Dataset entries:
○ ○ ○

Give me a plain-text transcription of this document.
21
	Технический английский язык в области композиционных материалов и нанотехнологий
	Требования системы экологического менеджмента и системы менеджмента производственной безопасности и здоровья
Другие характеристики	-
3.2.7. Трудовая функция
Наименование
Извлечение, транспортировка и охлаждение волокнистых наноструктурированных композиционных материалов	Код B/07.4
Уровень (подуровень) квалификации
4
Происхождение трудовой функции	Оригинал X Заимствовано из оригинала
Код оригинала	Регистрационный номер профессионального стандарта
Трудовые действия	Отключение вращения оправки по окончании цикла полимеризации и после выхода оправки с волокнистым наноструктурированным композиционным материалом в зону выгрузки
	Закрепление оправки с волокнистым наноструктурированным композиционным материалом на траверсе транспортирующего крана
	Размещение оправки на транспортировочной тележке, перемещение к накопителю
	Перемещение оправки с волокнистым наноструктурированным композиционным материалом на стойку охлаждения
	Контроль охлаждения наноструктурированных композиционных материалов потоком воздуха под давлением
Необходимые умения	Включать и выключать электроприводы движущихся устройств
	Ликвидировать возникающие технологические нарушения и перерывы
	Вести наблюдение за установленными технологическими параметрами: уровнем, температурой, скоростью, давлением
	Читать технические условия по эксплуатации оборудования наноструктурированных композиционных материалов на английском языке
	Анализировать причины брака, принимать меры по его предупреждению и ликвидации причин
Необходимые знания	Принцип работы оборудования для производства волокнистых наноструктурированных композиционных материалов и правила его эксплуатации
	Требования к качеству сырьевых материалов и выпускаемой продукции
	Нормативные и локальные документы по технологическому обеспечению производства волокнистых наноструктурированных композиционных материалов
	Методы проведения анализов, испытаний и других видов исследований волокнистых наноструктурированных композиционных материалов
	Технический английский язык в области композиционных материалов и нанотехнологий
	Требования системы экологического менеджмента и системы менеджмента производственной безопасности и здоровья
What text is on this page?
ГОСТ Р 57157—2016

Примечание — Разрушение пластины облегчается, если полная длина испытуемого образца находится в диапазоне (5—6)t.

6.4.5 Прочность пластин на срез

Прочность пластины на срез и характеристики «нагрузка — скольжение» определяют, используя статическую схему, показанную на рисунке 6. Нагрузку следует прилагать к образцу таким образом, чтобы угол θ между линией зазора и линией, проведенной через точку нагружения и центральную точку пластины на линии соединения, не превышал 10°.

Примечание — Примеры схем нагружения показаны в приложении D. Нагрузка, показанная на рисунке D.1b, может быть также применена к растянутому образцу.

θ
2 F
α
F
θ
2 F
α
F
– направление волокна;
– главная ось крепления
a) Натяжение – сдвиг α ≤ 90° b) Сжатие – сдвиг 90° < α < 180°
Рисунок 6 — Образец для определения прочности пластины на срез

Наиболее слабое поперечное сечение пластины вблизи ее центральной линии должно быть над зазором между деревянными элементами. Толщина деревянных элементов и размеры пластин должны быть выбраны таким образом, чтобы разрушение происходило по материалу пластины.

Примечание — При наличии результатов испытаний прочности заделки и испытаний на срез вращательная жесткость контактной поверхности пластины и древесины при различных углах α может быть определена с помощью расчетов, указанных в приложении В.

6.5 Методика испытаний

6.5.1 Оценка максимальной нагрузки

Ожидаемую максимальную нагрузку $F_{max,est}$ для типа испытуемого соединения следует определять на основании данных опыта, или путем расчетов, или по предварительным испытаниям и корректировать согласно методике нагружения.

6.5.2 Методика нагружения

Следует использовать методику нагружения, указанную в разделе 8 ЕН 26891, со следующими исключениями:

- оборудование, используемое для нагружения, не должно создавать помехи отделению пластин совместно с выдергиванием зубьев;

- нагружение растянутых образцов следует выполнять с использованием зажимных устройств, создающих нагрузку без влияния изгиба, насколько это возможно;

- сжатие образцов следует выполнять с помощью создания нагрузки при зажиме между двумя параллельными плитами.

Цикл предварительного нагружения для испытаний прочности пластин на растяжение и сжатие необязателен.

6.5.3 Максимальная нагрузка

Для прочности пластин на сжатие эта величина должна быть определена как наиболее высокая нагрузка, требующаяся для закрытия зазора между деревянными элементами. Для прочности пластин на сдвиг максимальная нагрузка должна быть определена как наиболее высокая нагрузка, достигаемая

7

○ ○ ○

DIRECTION: Write out every line exactly as it stands.

EXERCISE OUTPUT:
Give me a plain-text transcription of this document.
21
	Технический английский язык в области композиционных материалов и нанотехнологий
	Требования системы экологического менеджмента и системы менеджмента производственной безопасности и здоровья
Другие характеристики	-
3.2.7. Трудовая функция
Наименование
Извлечение, транспортировка и охлаждение волокнистых наноструктурированных композиционных материалов	Код B/07.4
Уровень (подуровень) квалификации
4
Происхождение трудовой функции	Оригинал X Заимствовано из оригинала
Код оригинала	Регистрационный номер профессионального стандарта
Трудовые действия	Отключение вращения оправки по окончании цикла полимеризации и после выхода оправки с волокнистым наноструктурированным композиционным материалом в зону выгрузки
	Закрепление оправки с волокнистым наноструктурированным композиционным материалом на траверсе транспортирующего крана
	Размещение оправки на транспортировочной тележке, перемещение к накопителю
	Перемещение оправки с волокнистым наноструктурированным композиционным материалом на стойку охлаждения
	Контроль охлаждения наноструктурированных композиционных материалов потоком воздуха под давлением
Необходимые умения	Включать и выключать электроприводы движущихся устройств
	Ликвидировать возникающие технологические нарушения и перерывы
	Вести наблюдение за установленными технологическими параметрами: уровнем, температурой, скоростью, давлением
	Читать технические условия по эксплуатации оборудования наноструктурированных композиционных материалов на английском языке
	Анализировать причины брака, принимать меры по его предупреждению и ликвидации причин
Необходимые знания	Принцип работы оборудования для производства волокнистых наноструктурированных композиционных материалов и правила его эксплуатации
	Требования к качеству сырьевых материалов и выпускаемой продукции
	Нормативные и локальные документы по технологическому обеспечению производства волокнистых наноструктурированных композиционных материалов
	Методы проведения анализов, испытаний и других видов исследований волокнистых наноструктурированных композиционных материалов
	Технический английский язык в области композиционных материалов и нанотехнологий
	Требования системы экологического менеджмента и системы менеджмента производственной безопасности и здоровья
What text is on this page?
ГОСТ Р 57157—2016

Примечание — Разрушение пластины облегчается, если полная длина испытуемого образца находится в диапазоне (5—6)t.

6.4.5 Прочность пластин на срез

Прочность пластины на срез и характеристики «нагрузка — скольжение» определяют, используя статическую схему, показанную на рисунке 6. Нагрузку следует прилагать к образцу таким образом, чтобы угол θ между линией зазора и линией, проведенной через точку нагружения и центральную точку пластины на линии соединения, не превышал 10°.

Примечание — Примеры схем нагружения показаны в приложении D. Нагрузка, показанная на рисунке D.1b, может быть также применена к растянутому образцу.

θ
2 F
α
F
θ
2 F
α
F
– направление волокна;
– главная ось крепления
a) Натяжение – сдвиг α ≤ 90° b) Сжатие – сдвиг 90° < α < 180°
Рисунок 6 — Образец для определения прочности пластины на срез

Наиболее слабое поперечное сечение пластины вблизи ее центральной линии должно быть над зазором между деревянными элементами. Толщина деревянных элементов и размеры пластин должны быть выбраны таким образом, чтобы разрушение происходило по материалу пластины.

Примечание — При наличии результатов испытаний прочности заделки и испытаний на срез вращательная жесткость контактной поверхности пластины и древесины при различных углах α может быть определена с помощью расчетов, указанных в приложении В.

6.5 Методика испытаний

6.5.1 Оценка максимальной нагрузки

Ожидаемую максимальную нагрузку $F_{max,est}$ для типа испытуемого соединения следует определять на основании данных опыта, или путем расчетов, или по предварительным испытаниям и корректировать согласно методике нагружения.

6.5.2 Методика нагружения

Следует использовать методику нагружения, указанную в разделе 8 ЕН 26891, со следующими исключениями:

- оборудование, используемое для нагружения, не должно создавать помехи отделению пластин совместно с выдергиванием зубьев;

- нагружение растянутых образцов следует выполнять с использованием зажимных устройств, создающих нагрузку без влияния изгиба, насколько это возможно;

- сжатие образцов следует выполнять с помощью создания нагрузки при зажиме между двумя параллельными плитами.

Цикл предварительного нагружения для испытаний прочности пластин на растяжение и сжатие необязателен.

6.5.3 Максимальная нагрузка

Для прочности пластин на сжатие эта величина должна быть определена как наиболее высокая нагрузка, требующаяся для закрытия зазора между деревянными элементами. Для прочности пластин на сдвиг максимальная нагрузка должна быть определена как наиболее высокая нагрузка, достигаемая

7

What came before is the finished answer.